* Exercise directions: Omit all pictures and give the records below again exactly as written.
— Begin Source records —
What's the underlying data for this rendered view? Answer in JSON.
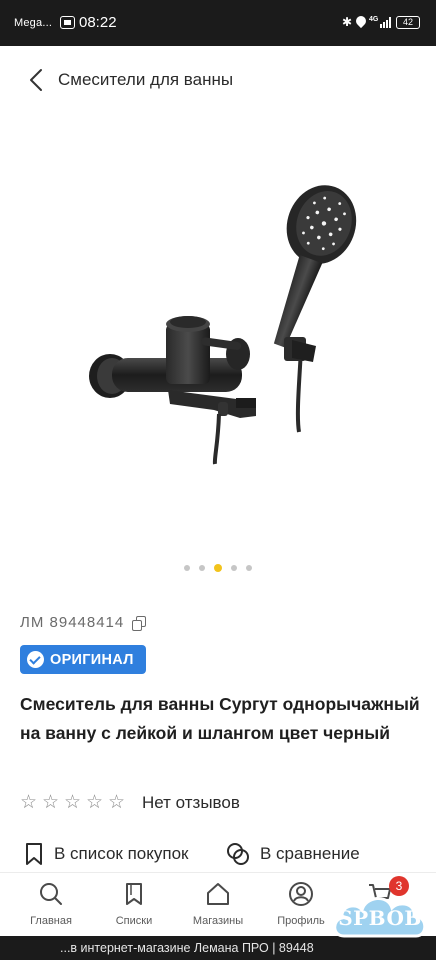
{
  "status_bar": {
    "carrier": "Mega...",
    "time": "08:22",
    "network": "4G",
    "battery": "42"
  },
  "header": {
    "title": "Смесители для ванны"
  },
  "gallery": {
    "dot_count": 5,
    "active_index": 2
  },
  "product": {
    "article": "ЛМ  89448414",
    "badge": "ОРИГИНАЛ",
    "title": "Смеситель для ванны Сургут однорычажный на ванну с лейкой и шлангом цвет черный",
    "rating_stars": 5,
    "rating_value": 0,
    "reviews_label": "Нет отзывов",
    "add_to_list": "В список покупок",
    "compare": "В сравнение"
  },
  "bottom_nav": {
    "items": [
      {
        "label": "Главная",
        "icon": "search-icon"
      },
      {
        "label": "Списки",
        "icon": "bookmark-icon"
      },
      {
        "label": "Магазины",
        "icon": "store-icon"
      },
      {
        "label": "Профиль",
        "icon": "user-icon"
      },
      {
        "label": "",
        "icon": "cart-icon"
      }
    ],
    "cart_count": "3"
  },
  "footer": {
    "text": "...в интернет-магазине Лемана ПРО | 89448"
  },
  "watermark": {
    "text": "SPBOB"
  },
  "colors": {
    "badge_blue": "#2f7fde",
    "active_dot": "#f2c31c",
    "cart_badge": "#e0352d"
  }
}
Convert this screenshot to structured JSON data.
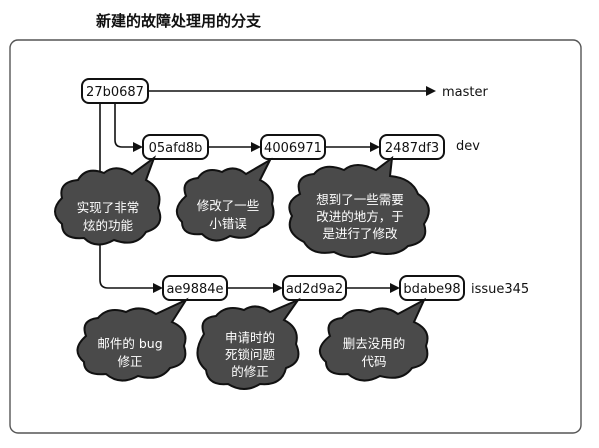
{
  "title": "新建的故障处理用的分支",
  "commits": {
    "c_27b": "27b0687",
    "c_05a": "05afd8b",
    "c_400": "4006971",
    "c_248": "2487df3",
    "c_ae9": "ae9884e",
    "c_ad2": "ad2d9a2",
    "c_bda": "bdabe98"
  },
  "branches": {
    "master": "master",
    "dev": "dev",
    "issue": "issue345"
  },
  "notes": {
    "n1": [
      "实现了非常",
      "炫的功能"
    ],
    "n2": [
      "修改了一些",
      "小错误"
    ],
    "n3": [
      "想到了一些需要",
      "改进的地方，于",
      "是进行了修改"
    ],
    "n4": [
      "邮件的 bug",
      "修正"
    ],
    "n5": [
      "申请时的",
      "死锁问题",
      "的修正"
    ],
    "n6": [
      "删去没用的",
      "代码"
    ]
  }
}
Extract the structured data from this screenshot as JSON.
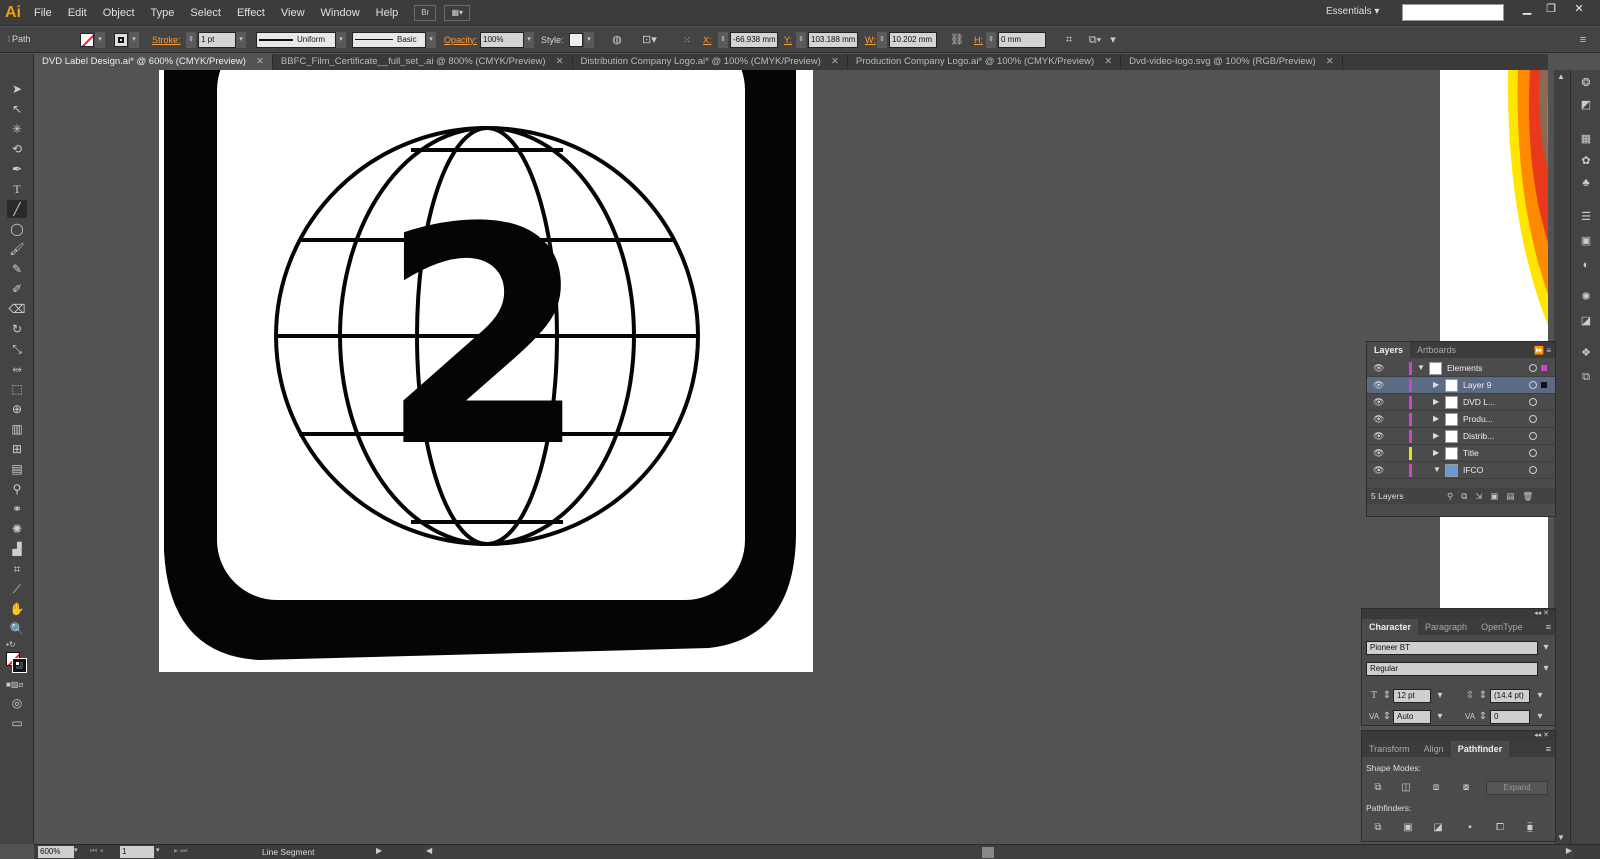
{
  "app": {
    "logo": "Ai"
  },
  "menu": [
    "File",
    "Edit",
    "Object",
    "Type",
    "Select",
    "Effect",
    "View",
    "Window",
    "Help"
  ],
  "menubar": {
    "bridge_button": "Br",
    "workspace_label": "Essentials",
    "search_placeholder": ""
  },
  "controlbar": {
    "selection_type": "Path",
    "stroke_label": "Stroke:",
    "stroke_weight": "1 pt",
    "stroke_profile": "Uniform",
    "brush": "Basic",
    "opacity_label": "Opacity:",
    "opacity_value": "100%",
    "style_label": "Style:",
    "x_label": "X:",
    "x_value": "-66.938 mm",
    "y_label": "Y:",
    "y_value": "103.188 mm",
    "w_label": "W:",
    "w_value": "10.202 mm",
    "h_label": "H:",
    "h_value": "0 mm"
  },
  "tabs": [
    {
      "label": "DVD Label Design.ai* @ 600% (CMYK/Preview)",
      "active": true
    },
    {
      "label": "BBFC_Film_Certificate__full_set_.ai @ 800% (CMYK/Preview)",
      "active": false
    },
    {
      "label": "Distribution Company Logo.ai* @ 100% (CMYK/Preview)",
      "active": false
    },
    {
      "label": "Production Company Logo.ai* @ 100% (CMYK/Preview)",
      "active": false
    },
    {
      "label": "Dvd-video-logo.svg @ 100% (RGB/Preview)",
      "active": false
    }
  ],
  "artwork": {
    "numeral": "2"
  },
  "layers_panel": {
    "tabs": [
      "Layers",
      "Artboards"
    ],
    "rows": [
      {
        "name": "Elements",
        "color": "#cc44cc",
        "expanded": true,
        "indent": 0
      },
      {
        "name": "Layer 9",
        "color": "#cc44cc",
        "expanded": false,
        "indent": 1,
        "selected": true
      },
      {
        "name": "DVD L...",
        "color": "#cc44cc",
        "expanded": false,
        "indent": 1
      },
      {
        "name": "Produ...",
        "color": "#cc44cc",
        "expanded": false,
        "indent": 1
      },
      {
        "name": "Distrib...",
        "color": "#cc44cc",
        "expanded": false,
        "indent": 1
      },
      {
        "name": "Title",
        "color": "#e8e020",
        "expanded": false,
        "indent": 1
      },
      {
        "name": "IFCO",
        "color": "#cc44cc",
        "expanded": true,
        "indent": 1
      }
    ],
    "footer": "5 Layers"
  },
  "character_panel": {
    "tabs": [
      "Character",
      "Paragraph",
      "OpenType"
    ],
    "font_family": "Pioneer BT",
    "font_style": "Regular",
    "font_size": "12 pt",
    "leading": "(14.4 pt)",
    "kerning": "Auto",
    "tracking": "0"
  },
  "pathfinder_panel": {
    "tabs": [
      "Transform",
      "Align",
      "Pathfinder"
    ],
    "shape_modes_label": "Shape Modes:",
    "expand_label": "Expand",
    "pathfinders_label": "Pathfinders:"
  },
  "statusbar": {
    "zoom": "600%",
    "artboard": "1",
    "tool_name": "Line Segment"
  }
}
— End Source records —
* Complete output:
What's the underlying data for this rendered view? Answer in JSON.
{
  "status_bar": {
    "carrier": "Mega...",
    "time": "08:22",
    "network": "4G",
    "battery": "42"
  },
  "header": {
    "title": "Смесители для ванны"
  },
  "gallery": {
    "dot_count": 5,
    "active_index": 2
  },
  "product": {
    "article": "ЛМ  89448414",
    "badge": "ОРИГИНАЛ",
    "title": "Смеситель для ванны Сургут однорычажный на ванну с лейкой и шлангом цвет черный",
    "rating_stars": 5,
    "rating_value": 0,
    "reviews_label": "Нет отзывов",
    "add_to_list": "В список покупок",
    "compare": "В сравнение"
  },
  "bottom_nav": {
    "items": [
      {
        "label": "Главная",
        "icon": "search-icon"
      },
      {
        "label": "Списки",
        "icon": "bookmark-icon"
      },
      {
        "label": "Магазины",
        "icon": "store-icon"
      },
      {
        "label": "Профиль",
        "icon": "user-icon"
      },
      {
        "label": "",
        "icon": "cart-icon"
      }
    ],
    "cart_count": "3"
  },
  "footer": {
    "text": "...в интернет-магазине Лемана ПРО | 89448"
  },
  "watermark": {
    "text": "SPBOB"
  },
  "colors": {
    "badge_blue": "#2f7fde",
    "active_dot": "#f2c31c",
    "cart_badge": "#e0352d"
  }
}
Convert this screenshot to structured JSON data.
{
  "title": "新建的故障处理用的分支",
  "commits": {
    "c_27b": "27b0687",
    "c_05a": "05afd8b",
    "c_400": "4006971",
    "c_248": "2487df3",
    "c_ae9": "ae9884e",
    "c_ad2": "ad2d9a2",
    "c_bda": "bdabe98"
  },
  "branches": {
    "master": "master",
    "dev": "dev",
    "issue": "issue345"
  },
  "notes": {
    "n1": [
      "实现了非常",
      "炫的功能"
    ],
    "n2": [
      "修改了一些",
      "小错误"
    ],
    "n3": [
      "想到了一些需要",
      "改进的地方，于",
      "是进行了修改"
    ],
    "n4": [
      "邮件的 bug",
      "修正"
    ],
    "n5": [
      "申请时的",
      "死锁问题",
      "的修正"
    ],
    "n6": [
      "删去没用的",
      "代码"
    ]
  }
}
Extract the structured data from this screenshot as JSON.
{
  "app": {
    "logo": "Ai"
  },
  "menu": [
    "File",
    "Edit",
    "Object",
    "Type",
    "Select",
    "Effect",
    "View",
    "Window",
    "Help"
  ],
  "menubar": {
    "bridge_button": "Br",
    "workspace_label": "Essentials",
    "search_placeholder": ""
  },
  "controlbar": {
    "selection_type": "Path",
    "stroke_label": "Stroke:",
    "stroke_weight": "1 pt",
    "stroke_profile": "Uniform",
    "brush": "Basic",
    "opacity_label": "Opacity:",
    "opacity_value": "100%",
    "style_label": "Style:",
    "x_label": "X:",
    "x_value": "-66.938 mm",
    "y_label": "Y:",
    "y_value": "103.188 mm",
    "w_label": "W:",
    "w_value": "10.202 mm",
    "h_label": "H:",
    "h_value": "0 mm"
  },
  "tabs": [
    {
      "label": "DVD Label Design.ai* @ 600% (CMYK/Preview)",
      "active": true
    },
    {
      "label": "BBFC_Film_Certificate__full_set_.ai @ 800% (CMYK/Preview)",
      "active": false
    },
    {
      "label": "Distribution Company Logo.ai* @ 100% (CMYK/Preview)",
      "active": false
    },
    {
      "label": "Production Company Logo.ai* @ 100% (CMYK/Preview)",
      "active": false
    },
    {
      "label": "Dvd-video-logo.svg @ 100% (RGB/Preview)",
      "active": false
    }
  ],
  "artwork": {
    "numeral": "2"
  },
  "layers_panel": {
    "tabs": [
      "Layers",
      "Artboards"
    ],
    "rows": [
      {
        "name": "Elements",
        "color": "#cc44cc",
        "expanded": true,
        "indent": 0
      },
      {
        "name": "Layer 9",
        "color": "#cc44cc",
        "expanded": false,
        "indent": 1,
        "selected": true
      },
      {
        "name": "DVD L...",
        "color": "#cc44cc",
        "expanded": false,
        "indent": 1
      },
      {
        "name": "Produ...",
        "color": "#cc44cc",
        "expanded": false,
        "indent": 1
      },
      {
        "name": "Distrib...",
        "color": "#cc44cc",
        "expanded": false,
        "indent": 1
      },
      {
        "name": "Title",
        "color": "#e8e020",
        "expanded": false,
        "indent": 1
      },
      {
        "name": "IFCO",
        "color": "#cc44cc",
        "expanded": true,
        "indent": 1
      }
    ],
    "footer": "5 Layers"
  },
  "character_panel": {
    "tabs": [
      "Character",
      "Paragraph",
      "OpenType"
    ],
    "font_family": "Pioneer BT",
    "font_style": "Regular",
    "font_size": "12 pt",
    "leading": "(14.4 pt)",
    "kerning": "Auto",
    "tracking": "0"
  },
  "pathfinder_panel": {
    "tabs": [
      "Transform",
      "Align",
      "Pathfinder"
    ],
    "shape_modes_label": "Shape Modes:",
    "expand_label": "Expand",
    "pathfinders_label": "Pathfinders:"
  },
  "statusbar": {
    "zoom": "600%",
    "artboard": "1",
    "tool_name": "Line Segment"
  }
}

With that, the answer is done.